## [Data records]
○ ○ ○ ○ ○ ○ ○
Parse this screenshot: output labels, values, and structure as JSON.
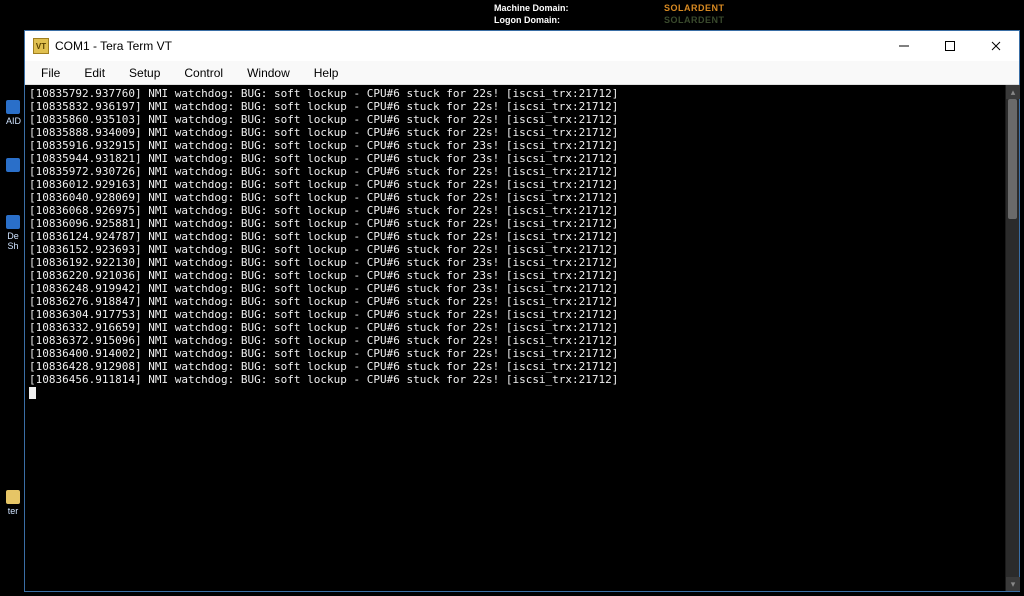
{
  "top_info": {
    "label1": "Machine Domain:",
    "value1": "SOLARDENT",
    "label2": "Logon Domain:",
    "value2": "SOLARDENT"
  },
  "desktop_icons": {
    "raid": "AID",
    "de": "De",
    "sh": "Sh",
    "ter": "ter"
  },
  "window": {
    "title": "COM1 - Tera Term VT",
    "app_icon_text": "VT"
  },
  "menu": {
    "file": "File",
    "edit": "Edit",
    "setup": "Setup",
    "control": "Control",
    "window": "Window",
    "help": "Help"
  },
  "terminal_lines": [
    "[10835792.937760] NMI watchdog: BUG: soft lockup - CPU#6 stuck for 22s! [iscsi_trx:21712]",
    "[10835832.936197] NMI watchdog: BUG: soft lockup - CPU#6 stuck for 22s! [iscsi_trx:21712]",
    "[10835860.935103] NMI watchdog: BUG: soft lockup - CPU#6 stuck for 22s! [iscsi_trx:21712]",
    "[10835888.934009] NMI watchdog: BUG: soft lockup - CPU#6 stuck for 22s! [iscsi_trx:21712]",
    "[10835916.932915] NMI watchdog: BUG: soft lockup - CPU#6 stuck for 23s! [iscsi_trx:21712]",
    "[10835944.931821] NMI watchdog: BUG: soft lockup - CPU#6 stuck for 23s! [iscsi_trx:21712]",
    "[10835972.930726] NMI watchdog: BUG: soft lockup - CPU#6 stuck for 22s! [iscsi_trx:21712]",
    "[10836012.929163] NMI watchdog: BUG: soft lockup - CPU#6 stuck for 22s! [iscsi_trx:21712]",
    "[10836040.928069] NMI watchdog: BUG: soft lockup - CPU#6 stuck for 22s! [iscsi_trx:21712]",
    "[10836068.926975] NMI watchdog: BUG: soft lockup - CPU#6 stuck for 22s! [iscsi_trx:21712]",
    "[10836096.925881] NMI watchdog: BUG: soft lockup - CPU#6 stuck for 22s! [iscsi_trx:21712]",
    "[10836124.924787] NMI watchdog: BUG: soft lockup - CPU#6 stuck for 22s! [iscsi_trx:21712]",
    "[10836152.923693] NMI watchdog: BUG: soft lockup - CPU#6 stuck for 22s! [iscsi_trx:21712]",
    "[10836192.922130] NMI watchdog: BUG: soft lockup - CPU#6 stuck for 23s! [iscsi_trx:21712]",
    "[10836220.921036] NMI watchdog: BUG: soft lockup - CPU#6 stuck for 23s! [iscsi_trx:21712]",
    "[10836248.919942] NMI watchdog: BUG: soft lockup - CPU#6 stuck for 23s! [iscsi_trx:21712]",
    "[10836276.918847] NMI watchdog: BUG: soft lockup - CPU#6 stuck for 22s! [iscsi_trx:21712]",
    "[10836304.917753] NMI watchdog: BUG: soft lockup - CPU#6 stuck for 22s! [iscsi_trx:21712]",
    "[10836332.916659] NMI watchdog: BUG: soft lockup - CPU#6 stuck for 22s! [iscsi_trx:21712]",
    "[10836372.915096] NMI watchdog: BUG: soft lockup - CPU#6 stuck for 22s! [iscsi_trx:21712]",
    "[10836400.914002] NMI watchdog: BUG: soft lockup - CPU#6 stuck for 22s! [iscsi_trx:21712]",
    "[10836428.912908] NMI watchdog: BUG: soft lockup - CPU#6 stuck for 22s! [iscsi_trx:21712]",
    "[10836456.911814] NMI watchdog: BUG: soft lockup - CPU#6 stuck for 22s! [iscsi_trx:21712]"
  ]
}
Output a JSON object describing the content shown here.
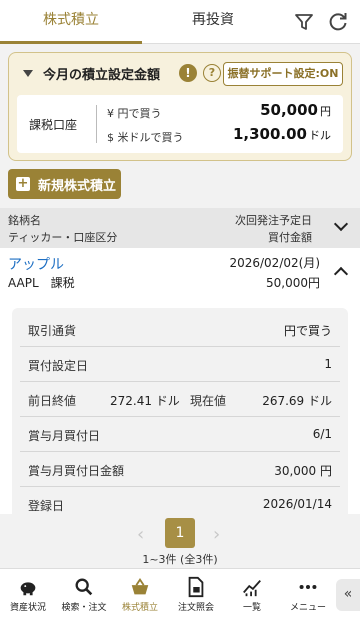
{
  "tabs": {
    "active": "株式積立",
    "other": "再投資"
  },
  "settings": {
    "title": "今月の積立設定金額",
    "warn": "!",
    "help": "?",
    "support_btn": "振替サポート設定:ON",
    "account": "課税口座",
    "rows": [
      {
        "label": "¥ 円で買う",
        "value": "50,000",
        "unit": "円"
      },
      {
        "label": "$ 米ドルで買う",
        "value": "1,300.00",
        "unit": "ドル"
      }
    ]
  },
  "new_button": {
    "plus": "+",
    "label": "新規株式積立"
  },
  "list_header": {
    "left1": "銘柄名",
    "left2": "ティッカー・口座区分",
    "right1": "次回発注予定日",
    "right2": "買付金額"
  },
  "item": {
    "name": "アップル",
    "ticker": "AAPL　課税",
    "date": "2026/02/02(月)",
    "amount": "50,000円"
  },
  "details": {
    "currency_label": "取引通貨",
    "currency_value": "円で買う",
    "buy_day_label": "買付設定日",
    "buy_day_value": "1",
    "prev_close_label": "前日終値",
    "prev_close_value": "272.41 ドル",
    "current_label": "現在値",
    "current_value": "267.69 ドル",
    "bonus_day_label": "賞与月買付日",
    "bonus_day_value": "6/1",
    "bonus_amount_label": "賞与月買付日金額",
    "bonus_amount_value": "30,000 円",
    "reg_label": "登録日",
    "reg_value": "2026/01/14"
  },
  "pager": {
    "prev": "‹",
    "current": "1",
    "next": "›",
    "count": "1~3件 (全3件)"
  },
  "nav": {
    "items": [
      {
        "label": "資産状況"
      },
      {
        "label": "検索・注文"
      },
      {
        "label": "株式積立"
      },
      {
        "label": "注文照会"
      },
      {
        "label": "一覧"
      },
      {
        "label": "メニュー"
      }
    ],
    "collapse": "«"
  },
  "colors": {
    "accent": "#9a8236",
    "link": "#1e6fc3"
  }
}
○ ○ ○ ○ ○ ○ ○
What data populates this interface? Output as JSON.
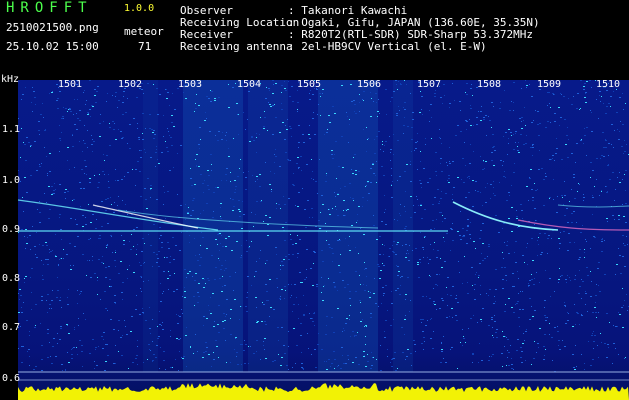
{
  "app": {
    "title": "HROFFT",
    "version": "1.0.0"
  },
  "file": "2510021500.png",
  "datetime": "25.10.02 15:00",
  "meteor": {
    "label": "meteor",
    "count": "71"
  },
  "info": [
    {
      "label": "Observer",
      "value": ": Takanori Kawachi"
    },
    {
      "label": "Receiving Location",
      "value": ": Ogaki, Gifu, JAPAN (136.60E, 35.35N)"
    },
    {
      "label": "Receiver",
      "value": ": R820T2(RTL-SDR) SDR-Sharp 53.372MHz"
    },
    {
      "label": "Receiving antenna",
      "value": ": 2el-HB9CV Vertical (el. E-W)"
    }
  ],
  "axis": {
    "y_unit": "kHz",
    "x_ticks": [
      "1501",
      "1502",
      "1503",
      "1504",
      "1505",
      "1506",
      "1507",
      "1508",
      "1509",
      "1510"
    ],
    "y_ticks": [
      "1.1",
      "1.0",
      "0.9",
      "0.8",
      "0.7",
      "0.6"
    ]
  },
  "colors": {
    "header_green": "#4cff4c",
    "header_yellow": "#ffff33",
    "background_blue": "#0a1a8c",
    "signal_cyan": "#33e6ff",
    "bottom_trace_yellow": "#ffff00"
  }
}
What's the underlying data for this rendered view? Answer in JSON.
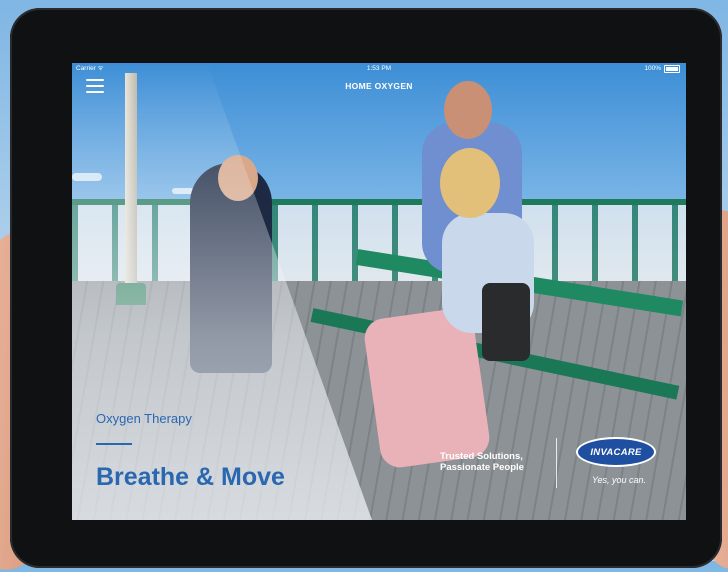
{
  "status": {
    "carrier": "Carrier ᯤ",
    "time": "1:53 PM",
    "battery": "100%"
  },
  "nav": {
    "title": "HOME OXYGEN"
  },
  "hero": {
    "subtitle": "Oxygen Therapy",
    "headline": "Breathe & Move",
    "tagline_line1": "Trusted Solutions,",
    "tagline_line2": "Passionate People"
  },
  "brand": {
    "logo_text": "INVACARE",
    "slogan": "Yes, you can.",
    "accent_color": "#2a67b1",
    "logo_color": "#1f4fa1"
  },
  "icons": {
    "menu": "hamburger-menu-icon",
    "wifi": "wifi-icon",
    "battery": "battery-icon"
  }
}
○ ○ ○ ○ ○ ○ ○
## [Problem to work on]
Search the data above for the string "Receiving" and return every line that has it.

## [Full solution]
      "label": "Receiving Location",
      "label": "Receiving antenna",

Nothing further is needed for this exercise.